Problem to work on
Output an exact reproduction of the data.

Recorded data

<<<<

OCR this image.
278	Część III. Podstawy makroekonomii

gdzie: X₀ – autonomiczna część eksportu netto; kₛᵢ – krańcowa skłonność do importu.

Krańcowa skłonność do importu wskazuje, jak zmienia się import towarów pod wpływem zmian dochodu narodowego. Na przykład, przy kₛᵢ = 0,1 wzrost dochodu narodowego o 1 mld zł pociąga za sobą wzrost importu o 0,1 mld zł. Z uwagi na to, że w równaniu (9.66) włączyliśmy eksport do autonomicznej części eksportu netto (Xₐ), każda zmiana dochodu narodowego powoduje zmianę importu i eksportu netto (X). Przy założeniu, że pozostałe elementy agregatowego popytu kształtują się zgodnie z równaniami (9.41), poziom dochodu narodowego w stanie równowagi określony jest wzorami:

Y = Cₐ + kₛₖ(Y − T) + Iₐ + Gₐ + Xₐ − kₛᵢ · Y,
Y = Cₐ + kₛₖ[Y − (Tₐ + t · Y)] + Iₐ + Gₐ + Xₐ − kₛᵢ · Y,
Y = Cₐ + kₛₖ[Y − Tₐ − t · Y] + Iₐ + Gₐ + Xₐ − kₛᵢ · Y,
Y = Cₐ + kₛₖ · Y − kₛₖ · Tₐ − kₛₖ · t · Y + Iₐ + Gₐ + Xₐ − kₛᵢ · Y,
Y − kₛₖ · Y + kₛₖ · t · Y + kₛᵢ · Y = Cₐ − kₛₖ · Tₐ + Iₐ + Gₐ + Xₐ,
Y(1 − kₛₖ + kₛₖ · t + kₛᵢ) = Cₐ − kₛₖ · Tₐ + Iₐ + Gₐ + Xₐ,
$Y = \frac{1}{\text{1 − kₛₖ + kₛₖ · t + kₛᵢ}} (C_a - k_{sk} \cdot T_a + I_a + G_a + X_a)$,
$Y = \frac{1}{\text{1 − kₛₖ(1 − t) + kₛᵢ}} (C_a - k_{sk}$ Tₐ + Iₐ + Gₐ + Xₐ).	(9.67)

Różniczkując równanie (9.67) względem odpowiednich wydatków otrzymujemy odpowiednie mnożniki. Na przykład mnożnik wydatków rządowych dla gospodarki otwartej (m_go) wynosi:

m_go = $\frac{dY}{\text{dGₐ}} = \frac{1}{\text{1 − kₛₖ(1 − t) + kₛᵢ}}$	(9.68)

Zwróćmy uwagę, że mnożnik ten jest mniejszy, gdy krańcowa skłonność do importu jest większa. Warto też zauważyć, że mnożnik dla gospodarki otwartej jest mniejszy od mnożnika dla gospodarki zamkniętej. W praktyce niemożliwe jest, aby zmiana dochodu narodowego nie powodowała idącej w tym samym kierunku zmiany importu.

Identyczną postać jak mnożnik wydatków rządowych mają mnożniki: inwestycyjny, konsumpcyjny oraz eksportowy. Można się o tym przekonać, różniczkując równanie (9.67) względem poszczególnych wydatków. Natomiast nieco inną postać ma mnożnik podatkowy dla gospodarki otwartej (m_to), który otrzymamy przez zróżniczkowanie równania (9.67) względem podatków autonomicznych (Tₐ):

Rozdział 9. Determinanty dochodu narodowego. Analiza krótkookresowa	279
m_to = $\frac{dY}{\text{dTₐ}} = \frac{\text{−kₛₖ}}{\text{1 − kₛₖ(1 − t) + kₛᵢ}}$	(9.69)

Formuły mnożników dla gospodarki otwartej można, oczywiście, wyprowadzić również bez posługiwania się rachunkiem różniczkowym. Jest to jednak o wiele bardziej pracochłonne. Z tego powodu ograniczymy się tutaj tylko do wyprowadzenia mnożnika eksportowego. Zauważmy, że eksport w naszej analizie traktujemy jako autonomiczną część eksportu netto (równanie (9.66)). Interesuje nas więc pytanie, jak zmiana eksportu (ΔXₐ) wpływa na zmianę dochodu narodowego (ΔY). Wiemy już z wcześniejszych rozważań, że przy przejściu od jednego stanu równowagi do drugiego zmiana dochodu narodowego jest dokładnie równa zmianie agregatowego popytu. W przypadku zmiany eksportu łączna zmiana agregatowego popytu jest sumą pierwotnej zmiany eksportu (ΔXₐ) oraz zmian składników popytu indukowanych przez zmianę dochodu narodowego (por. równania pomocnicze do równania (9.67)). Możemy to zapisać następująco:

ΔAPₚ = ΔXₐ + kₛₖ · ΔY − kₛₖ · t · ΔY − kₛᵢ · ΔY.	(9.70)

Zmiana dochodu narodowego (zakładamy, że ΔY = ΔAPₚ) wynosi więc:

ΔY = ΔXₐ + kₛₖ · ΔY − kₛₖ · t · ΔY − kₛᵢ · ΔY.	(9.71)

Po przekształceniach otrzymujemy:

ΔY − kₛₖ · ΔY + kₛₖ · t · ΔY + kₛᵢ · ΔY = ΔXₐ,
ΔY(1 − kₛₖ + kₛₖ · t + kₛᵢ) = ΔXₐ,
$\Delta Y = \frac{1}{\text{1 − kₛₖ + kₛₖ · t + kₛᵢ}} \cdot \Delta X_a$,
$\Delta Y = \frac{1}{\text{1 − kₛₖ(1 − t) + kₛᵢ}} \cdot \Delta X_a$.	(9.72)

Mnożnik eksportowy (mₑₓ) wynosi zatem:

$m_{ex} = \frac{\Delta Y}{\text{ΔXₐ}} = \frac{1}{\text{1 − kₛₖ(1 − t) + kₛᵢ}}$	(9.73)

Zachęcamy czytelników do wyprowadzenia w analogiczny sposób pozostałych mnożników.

>>>>

Written solution
OCR this image.
278	Część III. Podstawy makroekonomii

gdzie: X₀ – autonomiczna część eksportu netto; kₛᵢ – krańcowa skłonność do importu.

Krańcowa skłonność do importu wskazuje, jak zmienia się import towarów pod wpływem zmian dochodu narodowego. Na przykład, przy kₛᵢ = 0,1 wzrost dochodu narodowego o 1 mld zł pociąga za sobą wzrost importu o 0,1 mld zł. Z uwagi na to, że w równaniu (9.66) włączyliśmy eksport do autonomicznej części eksportu netto (Xₐ), każda zmiana dochodu narodowego powoduje zmianę importu i eksportu netto (X). Przy założeniu, że pozostałe elementy agregatowego popytu kształtują się zgodnie z równaniami (9.41), poziom dochodu narodowego w stanie równowagi określony jest wzorami:

Y = Cₐ + kₛₖ(Y − T) + Iₐ + Gₐ + Xₐ − kₛᵢ · Y,
Y = Cₐ + kₛₖ[Y − (Tₐ + t · Y)] + Iₐ + Gₐ + Xₐ − kₛᵢ · Y,
Y = Cₐ + kₛₖ[Y − Tₐ − t · Y] + Iₐ + Gₐ + Xₐ − kₛᵢ · Y,
Y = Cₐ + kₛₖ · Y − kₛₖ · Tₐ − kₛₖ · t · Y + Iₐ + Gₐ + Xₐ − kₛᵢ · Y,
Y − kₛₖ · Y + kₛₖ · t · Y + kₛᵢ · Y = Cₐ − kₛₖ · Tₐ + Iₐ + Gₐ + Xₐ,
Y(1 − kₛₖ + kₛₖ · t + kₛᵢ) = Cₐ − kₛₖ · Tₐ + Iₐ + Gₐ + Xₐ,
$Y = \frac{1}{\text{1 − kₛₖ + kₛₖ · t + kₛᵢ}} (C_a - k_{sk} \cdot T_a + I_a + G_a + X_a)$,
$Y = \frac{1}{\text{1 − kₛₖ(1 − t) + kₛᵢ}} (C_a - k_{sk}$ Tₐ + Iₐ + Gₐ + Xₐ).	(9.67)

Różniczkując równanie (9.67) względem odpowiednich wydatków otrzymujemy odpowiednie mnożniki. Na przykład mnożnik wydatków rządowych dla gospodarki otwartej (m_go) wynosi:

m_go = $\frac{dY}{\text{dGₐ}} = \frac{1}{\text{1 − kₛₖ(1 − t) + kₛᵢ}}$	(9.68)

Zwróćmy uwagę, że mnożnik ten jest mniejszy, gdy krańcowa skłonność do importu jest większa. Warto też zauważyć, że mnożnik dla gospodarki otwartej jest mniejszy od mnożnika dla gospodarki zamkniętej. W praktyce niemożliwe jest, aby zmiana dochodu narodowego nie powodowała idącej w tym samym kierunku zmiany importu.

Identyczną postać jak mnożnik wydatków rządowych mają mnożniki: inwestycyjny, konsumpcyjny oraz eksportowy. Można się o tym przekonać, różniczkując równanie (9.67) względem poszczególnych wydatków. Natomiast nieco inną postać ma mnożnik podatkowy dla gospodarki otwartej (m_to), który otrzymamy przez zróżniczkowanie równania (9.67) względem podatków autonomicznych (Tₐ):

Rozdział 9. Determinanty dochodu narodowego. Analiza krótkookresowa	279
m_to = $\frac{dY}{\text{dTₐ}} = \frac{\text{−kₛₖ}}{\text{1 − kₛₖ(1 − t) + kₛᵢ}}$	(9.69)

Formuły mnożników dla gospodarki otwartej można, oczywiście, wyprowadzić również bez posługiwania się rachunkiem różniczkowym. Jest to jednak o wiele bardziej pracochłonne. Z tego powodu ograniczymy się tutaj tylko do wyprowadzenia mnożnika eksportowego. Zauważmy, że eksport w naszej analizie traktujemy jako autonomiczną część eksportu netto (równanie (9.66)). Interesuje nas więc pytanie, jak zmiana eksportu (ΔXₐ) wpływa na zmianę dochodu narodowego (ΔY). Wiemy już z wcześniejszych rozważań, że przy przejściu od jednego stanu równowagi do drugiego zmiana dochodu narodowego jest dokładnie równa zmianie agregatowego popytu. W przypadku zmiany eksportu łączna zmiana agregatowego popytu jest sumą pierwotnej zmiany eksportu (ΔXₐ) oraz zmian składników popytu indukowanych przez zmianę dochodu narodowego (por. równania pomocnicze do równania (9.67)). Możemy to zapisać następująco:

ΔAPₚ = ΔXₐ + kₛₖ · ΔY − kₛₖ · t · ΔY − kₛᵢ · ΔY.	(9.70)

Zmiana dochodu narodowego (zakładamy, że ΔY = ΔAPₚ) wynosi więc:

ΔY = ΔXₐ + kₛₖ · ΔY − kₛₖ · t · ΔY − kₛᵢ · ΔY.	(9.71)

Po przekształceniach otrzymujemy:

ΔY − kₛₖ · ΔY + kₛₖ · t · ΔY + kₛᵢ · ΔY = ΔXₐ,
ΔY(1 − kₛₖ + kₛₖ · t + kₛᵢ) = ΔXₐ,
$\Delta Y = \frac{1}{\text{1 − kₛₖ + kₛₖ · t + kₛᵢ}} \cdot \Delta X_a$,
$\Delta Y = \frac{1}{\text{1 − kₛₖ(1 − t) + kₛᵢ}} \cdot \Delta X_a$.	(9.72)

Mnożnik eksportowy (mₑₓ) wynosi zatem:

$m_{ex} = \frac{\Delta Y}{\text{ΔXₐ}} = \frac{1}{\text{1 − kₛₖ(1 − t) + kₛᵢ}}$	(9.73)

Zachęcamy czytelników do wyprowadzenia w analogiczny sposób pozostałych mnożników.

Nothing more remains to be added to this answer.